REQUEST: All lines featuring the string "take" are to be listed.

Extracted records:
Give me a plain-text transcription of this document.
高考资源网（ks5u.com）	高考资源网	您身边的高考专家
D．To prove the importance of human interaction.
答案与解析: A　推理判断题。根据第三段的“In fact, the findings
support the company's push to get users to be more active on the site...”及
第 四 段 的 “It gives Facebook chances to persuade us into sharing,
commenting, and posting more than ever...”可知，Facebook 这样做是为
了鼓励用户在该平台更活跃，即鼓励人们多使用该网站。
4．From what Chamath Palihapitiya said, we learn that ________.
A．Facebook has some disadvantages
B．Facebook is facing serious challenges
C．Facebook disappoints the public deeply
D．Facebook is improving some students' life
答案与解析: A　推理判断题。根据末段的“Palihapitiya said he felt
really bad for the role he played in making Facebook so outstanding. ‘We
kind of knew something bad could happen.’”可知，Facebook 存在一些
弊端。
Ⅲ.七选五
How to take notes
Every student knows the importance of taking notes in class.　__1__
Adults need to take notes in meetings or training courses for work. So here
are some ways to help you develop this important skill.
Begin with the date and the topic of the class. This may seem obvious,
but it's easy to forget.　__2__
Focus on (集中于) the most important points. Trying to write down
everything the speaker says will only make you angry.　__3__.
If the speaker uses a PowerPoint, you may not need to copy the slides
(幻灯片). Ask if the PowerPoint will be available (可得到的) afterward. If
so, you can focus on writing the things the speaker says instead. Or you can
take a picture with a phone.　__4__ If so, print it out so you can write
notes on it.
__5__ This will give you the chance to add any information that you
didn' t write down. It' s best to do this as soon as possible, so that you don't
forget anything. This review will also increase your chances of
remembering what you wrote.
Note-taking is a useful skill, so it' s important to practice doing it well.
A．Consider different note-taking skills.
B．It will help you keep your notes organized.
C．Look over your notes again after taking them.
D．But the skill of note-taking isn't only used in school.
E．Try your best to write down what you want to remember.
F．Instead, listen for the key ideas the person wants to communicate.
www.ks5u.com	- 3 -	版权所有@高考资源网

==

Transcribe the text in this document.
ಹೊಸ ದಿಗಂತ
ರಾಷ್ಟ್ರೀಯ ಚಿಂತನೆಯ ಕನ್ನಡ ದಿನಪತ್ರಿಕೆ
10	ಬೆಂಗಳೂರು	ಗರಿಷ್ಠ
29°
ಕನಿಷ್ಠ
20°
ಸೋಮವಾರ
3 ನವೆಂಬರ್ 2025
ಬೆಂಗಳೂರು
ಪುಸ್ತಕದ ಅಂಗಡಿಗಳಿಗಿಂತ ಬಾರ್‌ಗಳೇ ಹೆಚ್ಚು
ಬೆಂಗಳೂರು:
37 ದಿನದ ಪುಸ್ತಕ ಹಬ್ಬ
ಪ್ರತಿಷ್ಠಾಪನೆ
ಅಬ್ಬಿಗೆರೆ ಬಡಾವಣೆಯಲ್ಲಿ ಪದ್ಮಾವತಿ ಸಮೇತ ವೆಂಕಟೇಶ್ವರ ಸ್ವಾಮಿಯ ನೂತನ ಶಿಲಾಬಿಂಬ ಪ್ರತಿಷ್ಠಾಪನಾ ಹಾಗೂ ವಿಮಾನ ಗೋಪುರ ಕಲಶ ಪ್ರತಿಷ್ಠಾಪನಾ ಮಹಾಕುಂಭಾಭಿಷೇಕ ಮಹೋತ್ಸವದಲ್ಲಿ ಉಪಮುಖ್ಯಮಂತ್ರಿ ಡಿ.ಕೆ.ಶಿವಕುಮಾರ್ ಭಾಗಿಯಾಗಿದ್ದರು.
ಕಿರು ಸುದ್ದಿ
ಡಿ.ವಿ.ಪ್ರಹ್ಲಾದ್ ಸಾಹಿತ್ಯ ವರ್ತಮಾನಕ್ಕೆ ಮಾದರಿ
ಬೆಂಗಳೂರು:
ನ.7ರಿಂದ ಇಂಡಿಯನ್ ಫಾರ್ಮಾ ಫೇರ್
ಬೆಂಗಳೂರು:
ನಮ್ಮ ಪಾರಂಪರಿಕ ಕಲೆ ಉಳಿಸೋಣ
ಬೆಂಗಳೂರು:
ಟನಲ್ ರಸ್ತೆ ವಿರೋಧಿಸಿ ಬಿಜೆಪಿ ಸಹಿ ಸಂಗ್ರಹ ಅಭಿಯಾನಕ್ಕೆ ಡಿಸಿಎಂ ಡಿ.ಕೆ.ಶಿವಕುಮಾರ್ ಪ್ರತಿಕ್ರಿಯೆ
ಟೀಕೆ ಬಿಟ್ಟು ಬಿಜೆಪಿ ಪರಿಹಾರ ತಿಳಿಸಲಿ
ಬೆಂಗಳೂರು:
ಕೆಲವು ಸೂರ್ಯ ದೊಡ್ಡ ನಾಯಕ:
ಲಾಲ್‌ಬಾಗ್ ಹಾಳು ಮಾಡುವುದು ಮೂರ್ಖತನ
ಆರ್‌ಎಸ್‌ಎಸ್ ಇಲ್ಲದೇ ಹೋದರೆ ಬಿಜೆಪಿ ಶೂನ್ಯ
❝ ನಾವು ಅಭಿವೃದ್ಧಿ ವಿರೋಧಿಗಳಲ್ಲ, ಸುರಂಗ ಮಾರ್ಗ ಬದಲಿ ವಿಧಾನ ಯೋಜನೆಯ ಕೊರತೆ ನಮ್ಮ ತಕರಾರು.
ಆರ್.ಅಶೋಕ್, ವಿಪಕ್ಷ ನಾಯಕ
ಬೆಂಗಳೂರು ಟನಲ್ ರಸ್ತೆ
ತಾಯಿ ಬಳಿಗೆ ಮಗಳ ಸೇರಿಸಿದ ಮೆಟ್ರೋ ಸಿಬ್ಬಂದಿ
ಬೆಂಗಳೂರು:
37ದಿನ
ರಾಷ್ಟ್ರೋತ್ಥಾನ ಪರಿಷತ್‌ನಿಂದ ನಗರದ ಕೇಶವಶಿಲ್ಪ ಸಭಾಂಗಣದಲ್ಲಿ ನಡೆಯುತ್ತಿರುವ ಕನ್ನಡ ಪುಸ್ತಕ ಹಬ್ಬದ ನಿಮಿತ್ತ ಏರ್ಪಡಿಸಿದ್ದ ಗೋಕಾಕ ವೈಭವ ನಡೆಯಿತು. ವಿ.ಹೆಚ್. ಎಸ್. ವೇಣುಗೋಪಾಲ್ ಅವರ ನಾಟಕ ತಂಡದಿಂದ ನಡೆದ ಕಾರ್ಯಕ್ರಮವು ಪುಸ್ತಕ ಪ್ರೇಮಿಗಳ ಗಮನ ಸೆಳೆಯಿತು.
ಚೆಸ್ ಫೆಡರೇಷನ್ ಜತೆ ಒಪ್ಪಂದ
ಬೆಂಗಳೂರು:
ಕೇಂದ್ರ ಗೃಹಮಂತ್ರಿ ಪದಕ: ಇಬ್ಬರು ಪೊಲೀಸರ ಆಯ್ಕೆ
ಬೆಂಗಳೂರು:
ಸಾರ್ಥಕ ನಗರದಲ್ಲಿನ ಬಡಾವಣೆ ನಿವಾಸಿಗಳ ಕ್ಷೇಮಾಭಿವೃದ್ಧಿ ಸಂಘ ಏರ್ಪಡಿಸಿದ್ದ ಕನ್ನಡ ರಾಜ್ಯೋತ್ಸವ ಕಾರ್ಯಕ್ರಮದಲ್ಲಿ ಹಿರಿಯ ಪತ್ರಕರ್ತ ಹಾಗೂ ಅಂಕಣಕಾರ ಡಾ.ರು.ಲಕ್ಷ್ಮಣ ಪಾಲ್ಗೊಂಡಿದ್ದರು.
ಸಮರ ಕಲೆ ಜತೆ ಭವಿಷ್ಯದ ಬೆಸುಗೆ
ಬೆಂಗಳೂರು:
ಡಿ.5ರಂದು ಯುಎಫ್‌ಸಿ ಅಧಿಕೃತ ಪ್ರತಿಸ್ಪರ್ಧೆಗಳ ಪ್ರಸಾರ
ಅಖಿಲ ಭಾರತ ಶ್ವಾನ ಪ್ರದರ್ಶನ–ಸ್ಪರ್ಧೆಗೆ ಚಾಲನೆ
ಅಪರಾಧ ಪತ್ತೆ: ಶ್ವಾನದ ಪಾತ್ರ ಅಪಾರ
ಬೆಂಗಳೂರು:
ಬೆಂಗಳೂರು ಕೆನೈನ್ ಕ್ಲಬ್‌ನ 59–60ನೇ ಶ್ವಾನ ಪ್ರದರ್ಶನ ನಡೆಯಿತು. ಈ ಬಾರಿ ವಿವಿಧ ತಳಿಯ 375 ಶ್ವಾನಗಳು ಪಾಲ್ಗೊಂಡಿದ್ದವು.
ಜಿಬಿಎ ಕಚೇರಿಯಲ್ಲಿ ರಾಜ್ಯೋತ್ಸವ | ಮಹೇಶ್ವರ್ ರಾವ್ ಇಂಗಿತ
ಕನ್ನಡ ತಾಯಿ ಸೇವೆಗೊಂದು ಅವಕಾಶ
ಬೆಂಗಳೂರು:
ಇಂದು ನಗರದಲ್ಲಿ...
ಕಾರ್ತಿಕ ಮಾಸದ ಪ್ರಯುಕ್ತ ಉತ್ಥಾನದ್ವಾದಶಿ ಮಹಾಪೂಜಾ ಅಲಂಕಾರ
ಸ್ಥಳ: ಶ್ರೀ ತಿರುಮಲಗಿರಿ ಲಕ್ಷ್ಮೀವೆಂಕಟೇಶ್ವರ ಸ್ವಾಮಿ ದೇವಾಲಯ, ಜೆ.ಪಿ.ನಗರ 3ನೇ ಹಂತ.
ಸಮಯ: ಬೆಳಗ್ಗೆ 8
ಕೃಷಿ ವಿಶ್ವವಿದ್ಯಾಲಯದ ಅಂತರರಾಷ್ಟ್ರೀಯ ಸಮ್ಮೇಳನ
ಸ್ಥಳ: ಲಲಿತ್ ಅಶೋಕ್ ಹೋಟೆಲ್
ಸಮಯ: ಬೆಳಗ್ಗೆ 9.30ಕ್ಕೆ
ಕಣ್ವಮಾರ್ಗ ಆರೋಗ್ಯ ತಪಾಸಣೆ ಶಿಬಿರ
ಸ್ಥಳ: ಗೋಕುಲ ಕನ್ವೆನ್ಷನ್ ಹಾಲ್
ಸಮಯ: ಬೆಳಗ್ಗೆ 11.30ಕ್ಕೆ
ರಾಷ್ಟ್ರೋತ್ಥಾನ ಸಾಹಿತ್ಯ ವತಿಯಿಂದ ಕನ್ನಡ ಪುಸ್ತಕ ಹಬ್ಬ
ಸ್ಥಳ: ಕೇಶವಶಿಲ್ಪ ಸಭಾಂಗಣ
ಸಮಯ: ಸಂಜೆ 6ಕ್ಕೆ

...

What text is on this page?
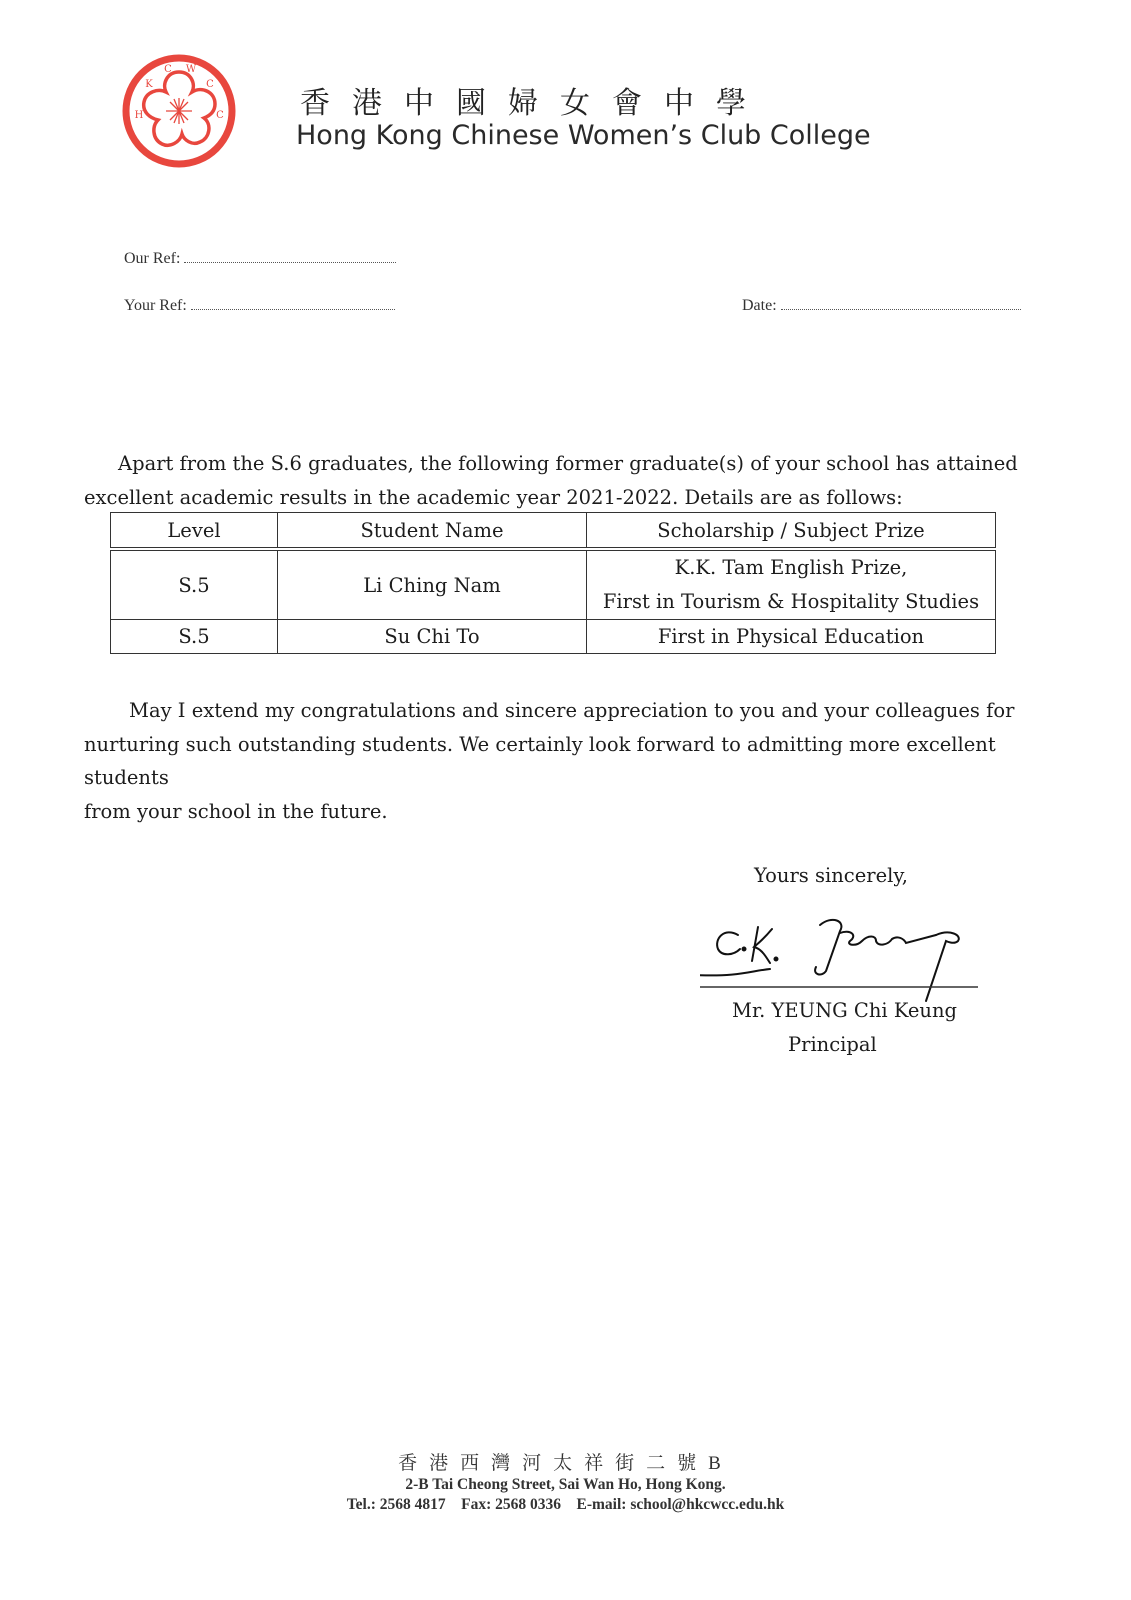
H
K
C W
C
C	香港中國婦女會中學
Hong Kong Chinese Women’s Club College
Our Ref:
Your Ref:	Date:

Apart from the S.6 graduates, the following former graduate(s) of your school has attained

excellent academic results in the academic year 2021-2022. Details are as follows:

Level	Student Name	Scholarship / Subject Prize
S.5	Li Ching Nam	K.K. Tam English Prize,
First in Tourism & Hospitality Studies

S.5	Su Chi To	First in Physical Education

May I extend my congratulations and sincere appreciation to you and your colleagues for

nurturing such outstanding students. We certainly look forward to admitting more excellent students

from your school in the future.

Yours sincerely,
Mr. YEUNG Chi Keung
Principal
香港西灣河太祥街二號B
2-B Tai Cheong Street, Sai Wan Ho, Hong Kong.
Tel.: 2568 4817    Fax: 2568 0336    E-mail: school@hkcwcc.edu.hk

TASK ANSWER:
How to take notes
Adults need to take notes in meetings or training courses for work. So here
take a picture with a phone.　__4__ If so, print it out so you can write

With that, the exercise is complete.